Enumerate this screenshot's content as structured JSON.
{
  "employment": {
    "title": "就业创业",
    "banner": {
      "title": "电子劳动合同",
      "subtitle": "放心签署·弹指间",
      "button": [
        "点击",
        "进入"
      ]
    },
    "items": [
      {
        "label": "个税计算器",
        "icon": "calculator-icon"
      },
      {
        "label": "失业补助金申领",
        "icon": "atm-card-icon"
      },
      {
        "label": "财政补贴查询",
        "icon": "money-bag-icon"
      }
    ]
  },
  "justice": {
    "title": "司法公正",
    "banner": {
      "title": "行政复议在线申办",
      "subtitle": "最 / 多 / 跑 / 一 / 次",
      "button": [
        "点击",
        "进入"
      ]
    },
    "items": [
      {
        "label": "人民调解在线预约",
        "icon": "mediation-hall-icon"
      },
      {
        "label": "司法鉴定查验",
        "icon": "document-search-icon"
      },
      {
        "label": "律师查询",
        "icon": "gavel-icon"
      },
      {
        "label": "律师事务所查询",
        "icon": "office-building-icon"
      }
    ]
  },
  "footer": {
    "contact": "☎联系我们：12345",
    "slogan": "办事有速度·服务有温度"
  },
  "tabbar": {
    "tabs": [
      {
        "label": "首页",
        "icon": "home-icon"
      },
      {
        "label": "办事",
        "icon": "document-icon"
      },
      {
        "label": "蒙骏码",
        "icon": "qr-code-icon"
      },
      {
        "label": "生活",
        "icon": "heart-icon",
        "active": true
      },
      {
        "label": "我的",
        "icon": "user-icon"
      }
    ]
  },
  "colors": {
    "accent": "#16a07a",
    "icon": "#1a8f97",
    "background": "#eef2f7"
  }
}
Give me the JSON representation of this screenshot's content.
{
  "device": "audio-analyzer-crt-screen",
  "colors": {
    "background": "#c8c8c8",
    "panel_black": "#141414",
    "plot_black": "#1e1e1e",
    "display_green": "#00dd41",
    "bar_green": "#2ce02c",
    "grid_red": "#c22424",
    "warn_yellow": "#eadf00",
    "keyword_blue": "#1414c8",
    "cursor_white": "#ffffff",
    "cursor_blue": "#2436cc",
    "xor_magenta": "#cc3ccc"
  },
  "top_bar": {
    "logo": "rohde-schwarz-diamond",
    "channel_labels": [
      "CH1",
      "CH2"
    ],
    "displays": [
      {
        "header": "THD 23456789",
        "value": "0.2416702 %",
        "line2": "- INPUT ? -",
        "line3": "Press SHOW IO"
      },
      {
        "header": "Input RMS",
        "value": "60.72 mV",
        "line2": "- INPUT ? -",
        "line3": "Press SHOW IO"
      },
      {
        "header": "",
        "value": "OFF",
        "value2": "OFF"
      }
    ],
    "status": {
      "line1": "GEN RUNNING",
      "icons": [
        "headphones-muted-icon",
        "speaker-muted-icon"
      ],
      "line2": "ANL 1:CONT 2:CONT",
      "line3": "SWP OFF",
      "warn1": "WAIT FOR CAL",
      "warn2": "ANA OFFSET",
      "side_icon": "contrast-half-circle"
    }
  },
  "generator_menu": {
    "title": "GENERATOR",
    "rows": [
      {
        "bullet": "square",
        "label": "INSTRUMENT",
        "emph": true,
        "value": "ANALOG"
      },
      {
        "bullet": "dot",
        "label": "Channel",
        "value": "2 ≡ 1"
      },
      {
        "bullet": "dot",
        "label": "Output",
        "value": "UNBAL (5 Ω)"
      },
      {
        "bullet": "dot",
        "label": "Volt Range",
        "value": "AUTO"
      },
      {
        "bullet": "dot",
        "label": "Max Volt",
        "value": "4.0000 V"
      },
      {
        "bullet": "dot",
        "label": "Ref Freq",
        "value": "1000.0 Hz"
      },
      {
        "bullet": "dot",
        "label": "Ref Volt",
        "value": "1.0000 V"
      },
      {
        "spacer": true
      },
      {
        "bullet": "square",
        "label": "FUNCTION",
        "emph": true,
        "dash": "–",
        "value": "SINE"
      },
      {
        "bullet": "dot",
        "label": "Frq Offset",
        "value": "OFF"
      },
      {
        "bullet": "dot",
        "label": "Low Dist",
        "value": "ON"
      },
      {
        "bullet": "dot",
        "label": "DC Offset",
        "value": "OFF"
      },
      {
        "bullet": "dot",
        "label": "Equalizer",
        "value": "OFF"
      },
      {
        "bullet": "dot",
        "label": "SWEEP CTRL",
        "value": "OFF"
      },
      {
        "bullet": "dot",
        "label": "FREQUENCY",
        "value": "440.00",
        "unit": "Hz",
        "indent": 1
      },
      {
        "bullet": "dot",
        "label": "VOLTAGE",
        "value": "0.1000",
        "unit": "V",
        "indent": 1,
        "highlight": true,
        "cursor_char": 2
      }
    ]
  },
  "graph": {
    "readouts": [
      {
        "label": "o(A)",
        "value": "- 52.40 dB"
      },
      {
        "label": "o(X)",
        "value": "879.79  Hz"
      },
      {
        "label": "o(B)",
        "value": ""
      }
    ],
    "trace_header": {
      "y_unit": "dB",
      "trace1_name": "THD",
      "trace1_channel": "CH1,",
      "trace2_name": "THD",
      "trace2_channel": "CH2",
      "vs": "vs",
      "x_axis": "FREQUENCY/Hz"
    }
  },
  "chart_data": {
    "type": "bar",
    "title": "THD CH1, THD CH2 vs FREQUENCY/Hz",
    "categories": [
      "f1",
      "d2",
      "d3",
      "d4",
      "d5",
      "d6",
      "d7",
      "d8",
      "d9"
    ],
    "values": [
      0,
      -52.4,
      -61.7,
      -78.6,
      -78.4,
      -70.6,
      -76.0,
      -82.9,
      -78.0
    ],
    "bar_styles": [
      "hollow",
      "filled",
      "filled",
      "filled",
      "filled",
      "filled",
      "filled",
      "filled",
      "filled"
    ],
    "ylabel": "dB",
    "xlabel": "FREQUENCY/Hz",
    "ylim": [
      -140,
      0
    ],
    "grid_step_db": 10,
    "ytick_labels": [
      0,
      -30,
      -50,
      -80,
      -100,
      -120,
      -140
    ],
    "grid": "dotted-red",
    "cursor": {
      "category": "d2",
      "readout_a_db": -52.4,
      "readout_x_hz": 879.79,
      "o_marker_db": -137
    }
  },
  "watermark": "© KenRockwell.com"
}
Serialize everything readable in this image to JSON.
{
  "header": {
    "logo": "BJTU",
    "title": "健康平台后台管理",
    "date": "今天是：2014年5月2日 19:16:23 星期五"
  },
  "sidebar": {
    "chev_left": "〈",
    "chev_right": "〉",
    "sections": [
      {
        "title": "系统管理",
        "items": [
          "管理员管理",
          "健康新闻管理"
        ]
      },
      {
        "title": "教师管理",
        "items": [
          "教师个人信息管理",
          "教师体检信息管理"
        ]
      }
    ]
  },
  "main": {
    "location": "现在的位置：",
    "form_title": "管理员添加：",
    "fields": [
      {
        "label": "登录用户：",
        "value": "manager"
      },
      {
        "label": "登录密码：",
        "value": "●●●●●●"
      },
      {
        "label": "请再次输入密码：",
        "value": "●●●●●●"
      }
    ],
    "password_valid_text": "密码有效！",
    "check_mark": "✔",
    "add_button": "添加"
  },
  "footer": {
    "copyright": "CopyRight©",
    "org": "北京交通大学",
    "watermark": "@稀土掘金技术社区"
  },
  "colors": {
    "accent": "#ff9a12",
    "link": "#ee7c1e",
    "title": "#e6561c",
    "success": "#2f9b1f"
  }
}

########

Return exactly the lines from the line bearing "Serialize everything readable" to the end of the records, inclusive of both; include no other lines.

#### Written answer
Serialize everything readable in this image to JSON.
{
  "header": {
    "logo": "BJTU",
    "title": "健康平台后台管理",
    "date": "今天是：2014年5月2日 19:16:23 星期五"
  },
  "sidebar": {
    "chev_left": "〈",
    "chev_right": "〉",
    "sections": [
      {
        "title": "系统管理",
        "items": [
          "管理员管理",
          "健康新闻管理"
        ]
      },
      {
        "title": "教师管理",
        "items": [
          "教师个人信息管理",
          "教师体检信息管理"
        ]
      }
    ]
  },
  "main": {
    "location": "现在的位置：",
    "form_title": "管理员添加：",
    "fields": [
      {
        "label": "登录用户：",
        "value": "manager"
      },
      {
        "label": "登录密码：",
        "value": "●●●●●●"
      },
      {
        "label": "请再次输入密码：",
        "value": "●●●●●●"
      }
    ],
    "password_valid_text": "密码有效！",
    "check_mark": "✔",
    "add_button": "添加"
  },
  "footer": {
    "copyright": "CopyRight©",
    "org": "北京交通大学",
    "watermark": "@稀土掘金技术社区"
  },
  "colors": {
    "accent": "#ff9a12",
    "link": "#ee7c1e",
    "title": "#e6561c",
    "success": "#2f9b1f"
  }
}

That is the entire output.